> _WRITTEN PROBLEM_
List each line of the records that contains the string "feature", treating case as significant.

> _DATA SECTION_
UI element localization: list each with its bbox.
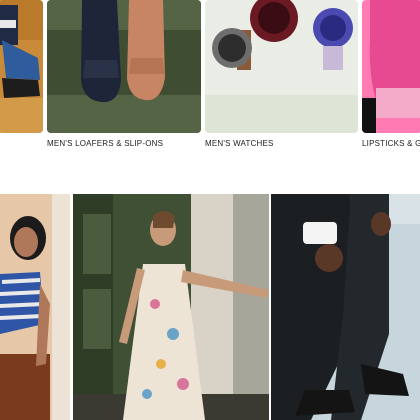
category-tile-shoes[interactable] bbox=[0, 0, 43, 133]
feature-photo-suit-shoes[interactable] bbox=[271, 194, 420, 420]
lipstick-image bbox=[362, 0, 420, 133]
category-label-watches[interactable]: MEN'S WATCHES bbox=[205, 139, 274, 148]
feature-photo-striped-top[interactable] bbox=[0, 194, 70, 420]
woman-floral-dress-image bbox=[73, 194, 269, 420]
watches-image bbox=[205, 0, 358, 133]
feature-photo-floral-dress[interactable] bbox=[73, 194, 269, 420]
woman-striped-top-image bbox=[0, 194, 70, 420]
category-tile-loafers[interactable] bbox=[47, 0, 201, 133]
category-label-lipsticks[interactable]: LIPSTICKS & GLO bbox=[362, 139, 420, 148]
shoes-on-legs-image bbox=[0, 0, 43, 133]
category-label-loafers[interactable]: MEN'S LOAFERS & SLIP-ONS bbox=[47, 139, 163, 148]
category-tile-lipsticks[interactable] bbox=[362, 0, 420, 133]
category-tile-watches[interactable] bbox=[205, 0, 358, 133]
man-suit-shoes-image bbox=[271, 194, 420, 420]
loafers-image bbox=[47, 0, 201, 133]
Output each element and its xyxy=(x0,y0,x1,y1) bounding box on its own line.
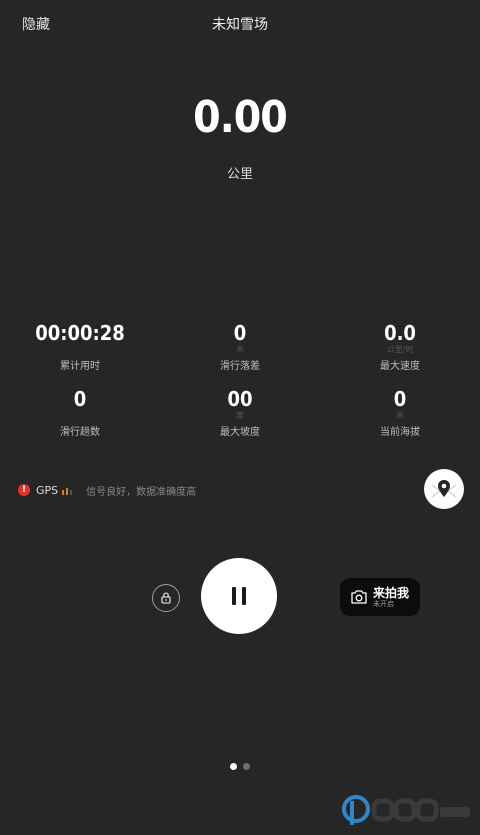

> _TASK SOLUTION_
feature-photo-suit-shoes[interactable] bbox=[271, 194, 420, 420]
feature-photo-striped-top[interactable] bbox=[0, 194, 70, 420]
feature-photo-floral-dress[interactable] bbox=[73, 194, 269, 420]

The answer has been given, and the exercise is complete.